■ **Exercise objective**: Print the material below once more, reproducing every line without any change.

■ **Dataset rows**:
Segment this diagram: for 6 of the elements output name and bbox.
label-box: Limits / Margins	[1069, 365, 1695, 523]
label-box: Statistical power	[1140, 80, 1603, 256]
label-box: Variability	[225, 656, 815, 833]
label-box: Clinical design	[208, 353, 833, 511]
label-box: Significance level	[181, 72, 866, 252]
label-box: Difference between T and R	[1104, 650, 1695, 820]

■ **Task answer**:
Segment this diagram: for 6 of the elements output name and bbox.
label-box: Limits / Margins	[1069, 365, 1695, 523]
label-box: Statistical power	[1140, 80, 1603, 256]
label-box: Variability	[225, 656, 815, 833]
label-box: Clinical design	[208, 353, 833, 511]
label-box: Significance level	[181, 72, 866, 252]
label-box: Difference between T and R	[1104, 650, 1695, 820]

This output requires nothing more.